Required task —
Retype each entry below exactly as it stands.

Source records —
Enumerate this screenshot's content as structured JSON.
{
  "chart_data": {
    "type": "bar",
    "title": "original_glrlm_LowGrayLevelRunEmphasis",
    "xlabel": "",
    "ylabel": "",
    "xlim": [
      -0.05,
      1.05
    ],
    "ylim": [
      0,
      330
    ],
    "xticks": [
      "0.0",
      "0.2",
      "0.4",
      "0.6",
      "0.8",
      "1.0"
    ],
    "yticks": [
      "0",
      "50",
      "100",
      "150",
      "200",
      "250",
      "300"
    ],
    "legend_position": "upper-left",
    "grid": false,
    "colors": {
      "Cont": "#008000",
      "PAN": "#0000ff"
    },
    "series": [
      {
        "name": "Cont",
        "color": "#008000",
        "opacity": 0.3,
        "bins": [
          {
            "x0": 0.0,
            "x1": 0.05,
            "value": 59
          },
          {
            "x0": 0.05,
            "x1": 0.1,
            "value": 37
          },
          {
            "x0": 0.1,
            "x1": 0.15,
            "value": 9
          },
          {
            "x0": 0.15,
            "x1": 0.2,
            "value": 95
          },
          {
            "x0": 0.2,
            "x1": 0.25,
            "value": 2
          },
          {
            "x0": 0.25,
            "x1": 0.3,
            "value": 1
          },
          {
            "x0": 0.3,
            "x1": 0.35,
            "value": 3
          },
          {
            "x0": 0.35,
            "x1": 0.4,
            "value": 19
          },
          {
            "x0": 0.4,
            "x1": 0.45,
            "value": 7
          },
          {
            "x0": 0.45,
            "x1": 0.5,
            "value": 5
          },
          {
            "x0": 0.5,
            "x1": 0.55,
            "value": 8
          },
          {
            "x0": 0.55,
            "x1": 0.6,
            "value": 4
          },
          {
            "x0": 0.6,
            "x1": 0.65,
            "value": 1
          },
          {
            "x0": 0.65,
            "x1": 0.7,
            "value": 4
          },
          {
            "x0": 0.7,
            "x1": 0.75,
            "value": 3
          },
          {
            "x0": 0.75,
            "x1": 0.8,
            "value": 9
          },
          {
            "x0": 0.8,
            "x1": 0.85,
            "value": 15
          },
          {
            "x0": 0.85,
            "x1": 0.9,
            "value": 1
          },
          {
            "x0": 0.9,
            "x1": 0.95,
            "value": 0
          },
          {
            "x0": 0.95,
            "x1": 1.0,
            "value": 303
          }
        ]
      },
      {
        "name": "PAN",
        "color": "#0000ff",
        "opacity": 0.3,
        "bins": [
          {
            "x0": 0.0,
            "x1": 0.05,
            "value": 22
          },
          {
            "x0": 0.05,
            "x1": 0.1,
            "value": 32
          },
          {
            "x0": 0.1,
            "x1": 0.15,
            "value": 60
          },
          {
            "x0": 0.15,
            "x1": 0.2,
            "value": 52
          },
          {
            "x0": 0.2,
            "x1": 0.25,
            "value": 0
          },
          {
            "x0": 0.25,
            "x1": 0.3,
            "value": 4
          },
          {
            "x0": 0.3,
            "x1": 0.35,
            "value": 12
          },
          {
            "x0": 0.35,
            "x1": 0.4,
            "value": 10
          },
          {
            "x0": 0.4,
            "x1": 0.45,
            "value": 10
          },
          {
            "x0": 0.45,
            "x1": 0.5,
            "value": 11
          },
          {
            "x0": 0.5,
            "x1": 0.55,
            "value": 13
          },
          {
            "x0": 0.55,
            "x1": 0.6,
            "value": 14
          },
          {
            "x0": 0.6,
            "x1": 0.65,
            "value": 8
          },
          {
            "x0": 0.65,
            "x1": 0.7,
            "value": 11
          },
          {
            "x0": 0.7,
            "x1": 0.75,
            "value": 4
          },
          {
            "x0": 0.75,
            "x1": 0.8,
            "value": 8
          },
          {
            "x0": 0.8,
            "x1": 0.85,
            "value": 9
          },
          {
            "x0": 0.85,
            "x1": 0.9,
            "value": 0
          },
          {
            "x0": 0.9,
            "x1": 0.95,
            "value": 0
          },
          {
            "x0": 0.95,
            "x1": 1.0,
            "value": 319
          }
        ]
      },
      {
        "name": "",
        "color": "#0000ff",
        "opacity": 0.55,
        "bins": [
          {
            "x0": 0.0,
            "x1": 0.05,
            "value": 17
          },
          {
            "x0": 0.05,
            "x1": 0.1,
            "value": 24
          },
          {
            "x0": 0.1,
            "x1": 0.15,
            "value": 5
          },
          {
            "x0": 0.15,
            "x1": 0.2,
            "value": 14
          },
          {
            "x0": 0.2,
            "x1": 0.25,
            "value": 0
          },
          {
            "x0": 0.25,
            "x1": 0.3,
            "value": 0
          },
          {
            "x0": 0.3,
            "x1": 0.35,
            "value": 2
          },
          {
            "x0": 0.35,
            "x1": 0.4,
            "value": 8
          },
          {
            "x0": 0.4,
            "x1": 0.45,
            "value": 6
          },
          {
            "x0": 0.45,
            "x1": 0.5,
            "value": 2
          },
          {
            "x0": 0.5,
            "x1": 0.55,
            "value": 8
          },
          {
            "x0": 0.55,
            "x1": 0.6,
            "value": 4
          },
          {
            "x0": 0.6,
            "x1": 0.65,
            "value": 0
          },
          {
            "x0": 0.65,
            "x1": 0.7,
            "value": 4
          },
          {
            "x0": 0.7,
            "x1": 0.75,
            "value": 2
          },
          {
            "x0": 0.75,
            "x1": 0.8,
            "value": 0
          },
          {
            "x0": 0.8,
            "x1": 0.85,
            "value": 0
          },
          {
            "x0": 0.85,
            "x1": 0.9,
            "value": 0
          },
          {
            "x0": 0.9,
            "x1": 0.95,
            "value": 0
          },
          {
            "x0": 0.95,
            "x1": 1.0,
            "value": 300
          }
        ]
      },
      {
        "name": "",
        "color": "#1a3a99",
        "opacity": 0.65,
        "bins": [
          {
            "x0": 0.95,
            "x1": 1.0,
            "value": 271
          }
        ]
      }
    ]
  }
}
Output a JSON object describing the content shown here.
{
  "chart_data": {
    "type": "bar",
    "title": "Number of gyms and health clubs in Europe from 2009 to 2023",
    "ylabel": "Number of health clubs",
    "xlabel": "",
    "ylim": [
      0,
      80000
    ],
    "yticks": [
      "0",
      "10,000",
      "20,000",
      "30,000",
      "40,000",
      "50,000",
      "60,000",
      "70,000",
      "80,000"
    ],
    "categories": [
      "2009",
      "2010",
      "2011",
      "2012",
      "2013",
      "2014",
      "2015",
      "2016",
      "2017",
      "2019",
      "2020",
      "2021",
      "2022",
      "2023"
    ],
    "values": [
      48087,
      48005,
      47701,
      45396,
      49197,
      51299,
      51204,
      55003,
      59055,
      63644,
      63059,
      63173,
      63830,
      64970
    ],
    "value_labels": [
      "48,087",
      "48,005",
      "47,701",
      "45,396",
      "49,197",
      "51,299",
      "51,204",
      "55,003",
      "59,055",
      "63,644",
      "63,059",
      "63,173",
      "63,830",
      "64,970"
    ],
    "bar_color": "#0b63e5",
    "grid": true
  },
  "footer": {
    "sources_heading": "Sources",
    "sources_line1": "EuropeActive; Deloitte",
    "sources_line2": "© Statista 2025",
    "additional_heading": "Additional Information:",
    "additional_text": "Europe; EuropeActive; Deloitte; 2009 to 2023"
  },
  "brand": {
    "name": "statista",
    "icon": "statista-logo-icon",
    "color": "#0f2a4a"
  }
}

Answer to this task —
Enumerate this screenshot's content as structured JSON.
{
  "chart_data": {
    "type": "bar",
    "title": "original_glrlm_LowGrayLevelRunEmphasis",
    "xlabel": "",
    "ylabel": "",
    "xlim": [
      -0.05,
      1.05
    ],
    "ylim": [
      0,
      330
    ],
    "xticks": [
      "0.0",
      "0.2",
      "0.4",
      "0.6",
      "0.8",
      "1.0"
    ],
    "yticks": [
      "0",
      "50",
      "100",
      "150",
      "200",
      "250",
      "300"
    ],
    "legend_position": "upper-left",
    "grid": false,
    "colors": {
      "Cont": "#008000",
      "PAN": "#0000ff"
    },
    "series": [
      {
        "name": "Cont",
        "color": "#008000",
        "opacity": 0.3,
        "bins": [
          {
            "x0": 0.0,
            "x1": 0.05,
            "value": 59
          },
          {
            "x0": 0.05,
            "x1": 0.1,
            "value": 37
          },
          {
            "x0": 0.1,
            "x1": 0.15,
            "value": 9
          },
          {
            "x0": 0.15,
            "x1": 0.2,
            "value": 95
          },
          {
            "x0": 0.2,
            "x1": 0.25,
            "value": 2
          },
          {
            "x0": 0.25,
            "x1": 0.3,
            "value": 1
          },
          {
            "x0": 0.3,
            "x1": 0.35,
            "value": 3
          },
          {
            "x0": 0.35,
            "x1": 0.4,
            "value": 19
          },
          {
            "x0": 0.4,
            "x1": 0.45,
            "value": 7
          },
          {
            "x0": 0.45,
            "x1": 0.5,
            "value": 5
          },
          {
            "x0": 0.5,
            "x1": 0.55,
            "value": 8
          },
          {
            "x0": 0.55,
            "x1": 0.6,
            "value": 4
          },
          {
            "x0": 0.6,
            "x1": 0.65,
            "value": 1
          },
          {
            "x0": 0.65,
            "x1": 0.7,
            "value": 4
          },
          {
            "x0": 0.7,
            "x1": 0.75,
            "value": 3
          },
          {
            "x0": 0.75,
            "x1": 0.8,
            "value": 9
          },
          {
            "x0": 0.8,
            "x1": 0.85,
            "value": 15
          },
          {
            "x0": 0.85,
            "x1": 0.9,
            "value": 1
          },
          {
            "x0": 0.9,
            "x1": 0.95,
            "value": 0
          },
          {
            "x0": 0.95,
            "x1": 1.0,
            "value": 303
          }
        ]
      },
      {
        "name": "PAN",
        "color": "#0000ff",
        "opacity": 0.3,
        "bins": [
          {
            "x0": 0.0,
            "x1": 0.05,
            "value": 22
          },
          {
            "x0": 0.05,
            "x1": 0.1,
            "value": 32
          },
          {
            "x0": 0.1,
            "x1": 0.15,
            "value": 60
          },
          {
            "x0": 0.15,
            "x1": 0.2,
            "value": 52
          },
          {
            "x0": 0.2,
            "x1": 0.25,
            "value": 0
          },
          {
            "x0": 0.25,
            "x1": 0.3,
            "value": 4
          },
          {
            "x0": 0.3,
            "x1": 0.35,
            "value": 12
          },
          {
            "x0": 0.35,
            "x1": 0.4,
            "value": 10
          },
          {
            "x0": 0.4,
            "x1": 0.45,
            "value": 10
          },
          {
            "x0": 0.45,
            "x1": 0.5,
            "value": 11
          },
          {
            "x0": 0.5,
            "x1": 0.55,
            "value": 13
          },
          {
            "x0": 0.55,
            "x1": 0.6,
            "value": 14
          },
          {
            "x0": 0.6,
            "x1": 0.65,
            "value": 8
          },
          {
            "x0": 0.65,
            "x1": 0.7,
            "value": 11
          },
          {
            "x0": 0.7,
            "x1": 0.75,
            "value": 4
          },
          {
            "x0": 0.75,
            "x1": 0.8,
            "value": 8
          },
          {
            "x0": 0.8,
            "x1": 0.85,
            "value": 9
          },
          {
            "x0": 0.85,
            "x1": 0.9,
            "value": 0
          },
          {
            "x0": 0.9,
            "x1": 0.95,
            "value": 0
          },
          {
            "x0": 0.95,
            "x1": 1.0,
            "value": 319
          }
        ]
      },
      {
        "name": "",
        "color": "#0000ff",
        "opacity": 0.55,
        "bins": [
          {
            "x0": 0.0,
            "x1": 0.05,
            "value": 17
          },
          {
            "x0": 0.05,
            "x1": 0.1,
            "value": 24
          },
          {
            "x0": 0.1,
            "x1": 0.15,
            "value": 5
          },
          {
            "x0": 0.15,
            "x1": 0.2,
            "value": 14
          },
          {
            "x0": 0.2,
            "x1": 0.25,
            "value": 0
          },
          {
            "x0": 0.25,
            "x1": 0.3,
            "value": 0
          },
          {
            "x0": 0.3,
            "x1": 0.35,
            "value": 2
          },
          {
            "x0": 0.35,
            "x1": 0.4,
            "value": 8
          },
          {
            "x0": 0.4,
            "x1": 0.45,
            "value": 6
          },
          {
            "x0": 0.45,
            "x1": 0.5,
            "value": 2
          },
          {
            "x0": 0.5,
            "x1": 0.55,
            "value": 8
          },
          {
            "x0": 0.55,
            "x1": 0.6,
            "value": 4
          },
          {
            "x0": 0.6,
            "x1": 0.65,
            "value": 0
          },
          {
            "x0": 0.65,
            "x1": 0.7,
            "value": 4
          },
          {
            "x0": 0.7,
            "x1": 0.75,
            "value": 2
          },
          {
            "x0": 0.75,
            "x1": 0.8,
            "value": 0
          },
          {
            "x0": 0.8,
            "x1": 0.85,
            "value": 0
          },
          {
            "x0": 0.85,
            "x1": 0.9,
            "value": 0
          },
          {
            "x0": 0.9,
            "x1": 0.95,
            "value": 0
          },
          {
            "x0": 0.95,
            "x1": 1.0,
            "value": 300
          }
        ]
      },
      {
        "name": "",
        "color": "#1a3a99",
        "opacity": 0.65,
        "bins": [
          {
            "x0": 0.95,
            "x1": 1.0,
            "value": 271
          }
        ]
      }
    ]
  }
}
Output a JSON object describing the content shown here.
{
  "chart_data": {
    "type": "bar",
    "title": "Number of gyms and health clubs in Europe from 2009 to 2023",
    "ylabel": "Number of health clubs",
    "xlabel": "",
    "ylim": [
      0,
      80000
    ],
    "yticks": [
      "0",
      "10,000",
      "20,000",
      "30,000",
      "40,000",
      "50,000",
      "60,000",
      "70,000",
      "80,000"
    ],
    "categories": [
      "2009",
      "2010",
      "2011",
      "2012",
      "2013",
      "2014",
      "2015",
      "2016",
      "2017",
      "2019",
      "2020",
      "2021",
      "2022",
      "2023"
    ],
    "values": [
      48087,
      48005,
      47701,
      45396,
      49197,
      51299,
      51204,
      55003,
      59055,
      63644,
      63059,
      63173,
      63830,
      64970
    ],
    "value_labels": [
      "48,087",
      "48,005",
      "47,701",
      "45,396",
      "49,197",
      "51,299",
      "51,204",
      "55,003",
      "59,055",
      "63,644",
      "63,059",
      "63,173",
      "63,830",
      "64,970"
    ],
    "bar_color": "#0b63e5",
    "grid": true
  },
  "footer": {
    "sources_heading": "Sources",
    "sources_line1": "EuropeActive; Deloitte",
    "sources_line2": "© Statista 2025",
    "additional_heading": "Additional Information:",
    "additional_text": "Europe; EuropeActive; Deloitte; 2009 to 2023"
  },
  "brand": {
    "name": "statista",
    "icon": "statista-logo-icon",
    "color": "#0f2a4a"
  }
}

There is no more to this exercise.